#### Dataset items
══════
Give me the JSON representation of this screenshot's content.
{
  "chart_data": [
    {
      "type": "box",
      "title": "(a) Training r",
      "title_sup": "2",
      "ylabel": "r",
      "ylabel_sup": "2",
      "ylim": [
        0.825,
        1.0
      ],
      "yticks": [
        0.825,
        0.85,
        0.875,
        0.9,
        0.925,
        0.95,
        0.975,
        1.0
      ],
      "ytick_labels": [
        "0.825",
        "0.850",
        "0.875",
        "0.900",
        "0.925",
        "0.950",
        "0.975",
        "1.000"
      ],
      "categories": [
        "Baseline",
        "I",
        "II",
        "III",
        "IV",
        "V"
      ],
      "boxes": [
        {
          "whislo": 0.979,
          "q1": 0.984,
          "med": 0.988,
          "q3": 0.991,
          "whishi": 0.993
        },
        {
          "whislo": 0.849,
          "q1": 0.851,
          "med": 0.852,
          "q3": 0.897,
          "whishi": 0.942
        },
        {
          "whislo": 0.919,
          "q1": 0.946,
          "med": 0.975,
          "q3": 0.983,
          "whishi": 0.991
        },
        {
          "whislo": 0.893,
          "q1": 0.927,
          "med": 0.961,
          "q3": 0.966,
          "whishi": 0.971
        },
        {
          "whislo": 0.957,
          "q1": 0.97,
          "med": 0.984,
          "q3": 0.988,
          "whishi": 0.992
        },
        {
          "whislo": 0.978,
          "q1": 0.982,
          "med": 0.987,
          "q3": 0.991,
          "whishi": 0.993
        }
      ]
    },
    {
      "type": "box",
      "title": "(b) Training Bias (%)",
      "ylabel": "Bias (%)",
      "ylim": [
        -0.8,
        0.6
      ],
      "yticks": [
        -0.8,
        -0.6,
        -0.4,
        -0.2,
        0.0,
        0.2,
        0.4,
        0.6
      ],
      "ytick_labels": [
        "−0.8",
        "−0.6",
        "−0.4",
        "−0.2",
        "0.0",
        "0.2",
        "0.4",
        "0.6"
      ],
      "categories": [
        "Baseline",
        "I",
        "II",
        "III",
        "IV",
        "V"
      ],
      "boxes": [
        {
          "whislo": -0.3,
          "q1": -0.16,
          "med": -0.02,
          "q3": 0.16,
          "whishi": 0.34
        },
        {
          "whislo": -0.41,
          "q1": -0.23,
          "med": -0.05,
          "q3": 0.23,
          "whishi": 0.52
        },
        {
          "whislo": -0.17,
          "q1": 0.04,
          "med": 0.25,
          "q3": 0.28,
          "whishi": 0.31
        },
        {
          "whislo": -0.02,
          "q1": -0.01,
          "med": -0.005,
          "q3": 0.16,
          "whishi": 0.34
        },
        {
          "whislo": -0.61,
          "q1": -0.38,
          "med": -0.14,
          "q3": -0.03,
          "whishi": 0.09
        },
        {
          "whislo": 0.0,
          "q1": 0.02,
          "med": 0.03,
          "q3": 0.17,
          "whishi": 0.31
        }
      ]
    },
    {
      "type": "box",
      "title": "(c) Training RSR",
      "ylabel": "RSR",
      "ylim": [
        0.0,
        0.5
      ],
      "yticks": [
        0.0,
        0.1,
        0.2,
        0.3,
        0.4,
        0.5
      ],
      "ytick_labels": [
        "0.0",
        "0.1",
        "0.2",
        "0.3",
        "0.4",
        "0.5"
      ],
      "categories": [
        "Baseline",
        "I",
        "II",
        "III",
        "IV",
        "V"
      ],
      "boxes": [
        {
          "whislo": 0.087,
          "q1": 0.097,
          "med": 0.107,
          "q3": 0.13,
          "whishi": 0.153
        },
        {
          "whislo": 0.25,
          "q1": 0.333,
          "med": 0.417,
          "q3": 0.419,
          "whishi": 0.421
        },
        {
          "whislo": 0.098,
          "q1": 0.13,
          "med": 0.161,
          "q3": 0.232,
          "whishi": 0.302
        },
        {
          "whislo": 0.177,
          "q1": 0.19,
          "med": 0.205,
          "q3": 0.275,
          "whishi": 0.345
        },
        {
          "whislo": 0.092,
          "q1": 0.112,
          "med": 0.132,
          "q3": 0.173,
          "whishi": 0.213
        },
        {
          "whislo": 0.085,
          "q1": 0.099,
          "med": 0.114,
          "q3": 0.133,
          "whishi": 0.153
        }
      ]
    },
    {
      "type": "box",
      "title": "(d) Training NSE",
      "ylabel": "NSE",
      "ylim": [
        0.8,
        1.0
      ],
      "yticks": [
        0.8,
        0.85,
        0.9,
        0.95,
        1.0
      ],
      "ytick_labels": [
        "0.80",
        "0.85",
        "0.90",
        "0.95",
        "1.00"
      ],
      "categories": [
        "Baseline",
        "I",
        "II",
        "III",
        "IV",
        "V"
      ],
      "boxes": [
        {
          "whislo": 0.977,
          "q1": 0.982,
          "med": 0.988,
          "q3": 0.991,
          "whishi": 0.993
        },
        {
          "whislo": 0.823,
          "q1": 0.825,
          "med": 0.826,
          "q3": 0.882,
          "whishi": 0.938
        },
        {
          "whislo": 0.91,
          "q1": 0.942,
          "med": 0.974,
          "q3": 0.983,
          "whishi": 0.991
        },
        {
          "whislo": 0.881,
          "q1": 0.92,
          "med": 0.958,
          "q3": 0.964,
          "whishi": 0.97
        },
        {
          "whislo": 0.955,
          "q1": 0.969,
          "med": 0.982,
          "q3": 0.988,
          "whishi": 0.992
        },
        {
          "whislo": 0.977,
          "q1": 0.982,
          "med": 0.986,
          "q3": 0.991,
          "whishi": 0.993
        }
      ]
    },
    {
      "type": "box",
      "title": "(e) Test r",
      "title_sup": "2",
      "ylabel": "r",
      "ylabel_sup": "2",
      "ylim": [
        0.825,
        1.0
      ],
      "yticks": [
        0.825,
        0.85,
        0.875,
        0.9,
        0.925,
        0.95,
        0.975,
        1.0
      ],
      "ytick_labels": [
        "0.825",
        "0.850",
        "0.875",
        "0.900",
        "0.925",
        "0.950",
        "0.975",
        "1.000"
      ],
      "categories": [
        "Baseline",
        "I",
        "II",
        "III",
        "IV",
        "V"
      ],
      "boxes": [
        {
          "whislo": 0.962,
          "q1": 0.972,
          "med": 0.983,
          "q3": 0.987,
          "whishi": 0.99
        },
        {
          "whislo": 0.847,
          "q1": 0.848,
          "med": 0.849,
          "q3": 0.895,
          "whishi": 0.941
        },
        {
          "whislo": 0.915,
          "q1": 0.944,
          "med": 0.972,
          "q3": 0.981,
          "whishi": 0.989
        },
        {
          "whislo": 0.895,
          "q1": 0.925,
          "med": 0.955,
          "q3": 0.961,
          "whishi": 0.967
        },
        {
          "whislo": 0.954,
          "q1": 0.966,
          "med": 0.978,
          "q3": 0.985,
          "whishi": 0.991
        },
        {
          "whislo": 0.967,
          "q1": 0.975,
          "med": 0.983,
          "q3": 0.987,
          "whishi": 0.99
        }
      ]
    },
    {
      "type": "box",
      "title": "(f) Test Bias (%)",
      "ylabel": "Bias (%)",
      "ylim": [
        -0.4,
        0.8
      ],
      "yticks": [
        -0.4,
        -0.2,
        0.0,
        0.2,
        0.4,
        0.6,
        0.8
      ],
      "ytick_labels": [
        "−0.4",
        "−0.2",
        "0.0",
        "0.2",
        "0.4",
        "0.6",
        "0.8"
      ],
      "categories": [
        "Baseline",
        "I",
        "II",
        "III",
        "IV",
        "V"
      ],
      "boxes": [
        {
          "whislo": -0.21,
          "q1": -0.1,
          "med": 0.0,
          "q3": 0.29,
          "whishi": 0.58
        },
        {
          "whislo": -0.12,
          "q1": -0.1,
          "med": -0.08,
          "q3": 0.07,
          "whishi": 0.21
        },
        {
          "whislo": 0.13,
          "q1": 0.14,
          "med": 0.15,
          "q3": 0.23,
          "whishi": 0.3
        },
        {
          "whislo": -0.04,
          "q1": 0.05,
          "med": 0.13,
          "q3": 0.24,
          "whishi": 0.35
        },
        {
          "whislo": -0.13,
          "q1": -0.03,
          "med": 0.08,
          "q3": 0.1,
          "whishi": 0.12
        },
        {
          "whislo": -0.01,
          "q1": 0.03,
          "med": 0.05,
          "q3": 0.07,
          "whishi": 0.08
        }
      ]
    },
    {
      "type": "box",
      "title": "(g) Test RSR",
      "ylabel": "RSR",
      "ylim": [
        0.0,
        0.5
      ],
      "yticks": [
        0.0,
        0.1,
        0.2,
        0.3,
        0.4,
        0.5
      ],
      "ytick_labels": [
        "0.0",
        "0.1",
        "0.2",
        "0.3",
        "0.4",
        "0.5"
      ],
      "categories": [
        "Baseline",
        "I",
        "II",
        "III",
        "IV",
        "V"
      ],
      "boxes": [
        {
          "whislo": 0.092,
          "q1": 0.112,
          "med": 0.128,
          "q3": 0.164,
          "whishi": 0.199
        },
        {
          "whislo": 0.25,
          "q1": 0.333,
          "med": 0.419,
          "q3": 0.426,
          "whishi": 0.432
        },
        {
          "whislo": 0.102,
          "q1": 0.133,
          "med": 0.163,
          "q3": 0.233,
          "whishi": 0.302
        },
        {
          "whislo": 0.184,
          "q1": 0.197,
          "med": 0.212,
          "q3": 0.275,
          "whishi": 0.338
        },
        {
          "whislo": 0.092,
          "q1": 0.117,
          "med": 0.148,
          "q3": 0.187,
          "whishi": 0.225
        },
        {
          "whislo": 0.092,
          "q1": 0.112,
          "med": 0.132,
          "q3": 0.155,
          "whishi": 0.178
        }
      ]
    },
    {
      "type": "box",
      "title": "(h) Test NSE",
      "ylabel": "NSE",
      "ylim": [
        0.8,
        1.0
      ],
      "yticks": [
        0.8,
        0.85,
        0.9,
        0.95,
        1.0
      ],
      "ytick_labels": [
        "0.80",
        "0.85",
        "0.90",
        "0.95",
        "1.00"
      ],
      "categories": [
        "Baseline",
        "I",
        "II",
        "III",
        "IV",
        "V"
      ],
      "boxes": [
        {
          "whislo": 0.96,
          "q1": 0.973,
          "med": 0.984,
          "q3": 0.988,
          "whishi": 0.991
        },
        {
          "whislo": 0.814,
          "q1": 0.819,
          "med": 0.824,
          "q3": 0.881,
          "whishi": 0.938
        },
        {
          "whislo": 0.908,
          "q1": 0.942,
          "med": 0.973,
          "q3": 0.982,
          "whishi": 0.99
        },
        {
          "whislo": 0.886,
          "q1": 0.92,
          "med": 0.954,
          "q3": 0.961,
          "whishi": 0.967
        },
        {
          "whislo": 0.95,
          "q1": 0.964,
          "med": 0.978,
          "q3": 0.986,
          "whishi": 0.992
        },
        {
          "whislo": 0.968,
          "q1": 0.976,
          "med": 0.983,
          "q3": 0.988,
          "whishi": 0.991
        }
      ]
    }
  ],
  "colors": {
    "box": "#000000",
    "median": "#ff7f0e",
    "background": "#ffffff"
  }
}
══════
#### Aim of the exercise
Determine how many lines include the word "Bias" and report that number by itself.

#### Solution to this problem
4